Brief: Transcribe everything in the data word for word. Pictures are left out.

Part of a data file:
# # #

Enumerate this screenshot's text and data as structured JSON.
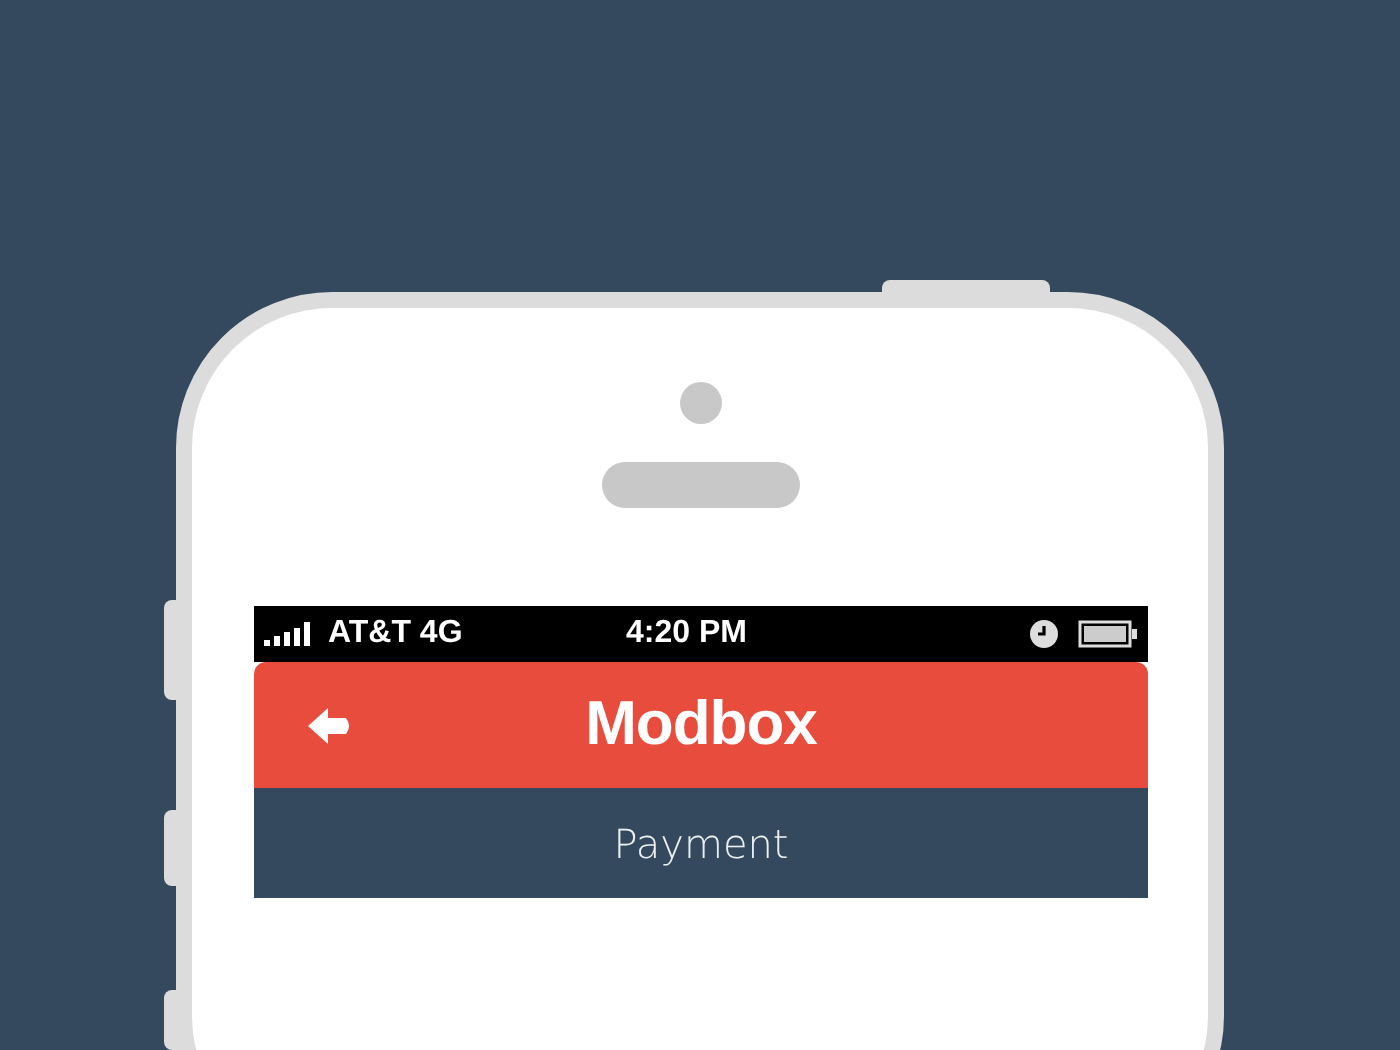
{
  "status_bar": {
    "carrier": "AT&T 4G",
    "time": "4:20 PM"
  },
  "header": {
    "title": "Modbox"
  },
  "subheader": {
    "title": "Payment"
  }
}
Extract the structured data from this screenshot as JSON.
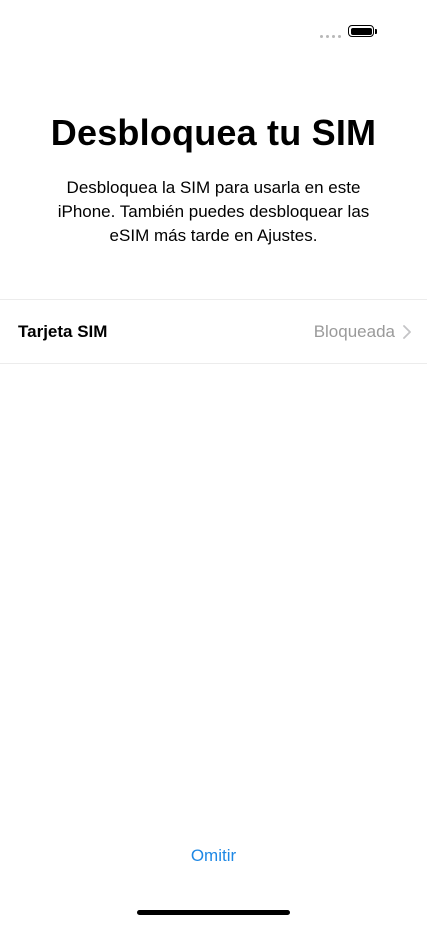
{
  "status_bar": {
    "signal_icon": "signal-dots-icon",
    "battery_icon": "battery-full-icon",
    "battery_level": 1.0
  },
  "title": "Desbloquea tu SIM",
  "subtitle": "Desbloquea la SIM para usarla en este iPhone. También puedes desbloquear las eSIM más tarde en Ajustes.",
  "sim_row": {
    "label": "Tarjeta SIM",
    "status": "Bloqueada",
    "chevron_icon": "chevron-right-icon"
  },
  "skip_label": "Omitir",
  "colors": {
    "accent": "#1e88e5",
    "secondary_text": "#9a9a9a",
    "divider": "#ececec"
  }
}
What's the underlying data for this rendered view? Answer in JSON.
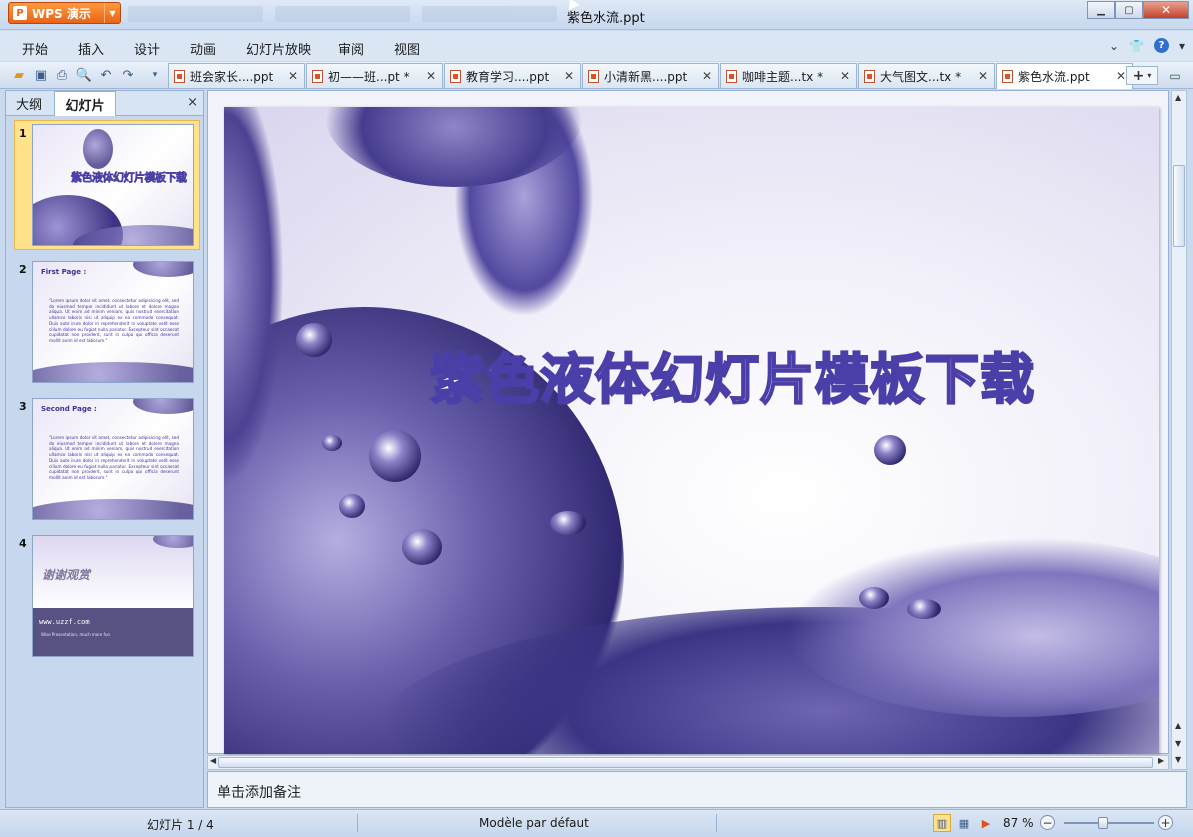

# # #

Right answer:
Enumerate this screenshot's text and data as structured JSON.
{
  "status_bar": {
    "carrier": "AT&T 4G",
    "time": "4:20 PM"
  },
  "header": {
    "title": "Modbox"
  },
  "subheader": {
    "title": "Payment"
  }
}
Extract the structured data from this screenshot as JSON.
{
  "status_bar": {
    "signal_icon": "signal-dots-icon",
    "battery_icon": "battery-full-icon",
    "battery_level": 1.0
  },
  "title": "Desbloquea tu SIM",
  "subtitle": "Desbloquea la SIM para usarla en este iPhone. También puedes desbloquear las eSIM más tarde en Ajustes.",
  "sim_row": {
    "label": "Tarjeta SIM",
    "status": "Bloqueada",
    "chevron_icon": "chevron-right-icon"
  },
  "skip_label": "Omitir",
  "colors": {
    "accent": "#1e88e5",
    "secondary_text": "#9a9a9a",
    "divider": "#ececec"
  }
}
What's the underlying data for this rendered view? Answer in JSON.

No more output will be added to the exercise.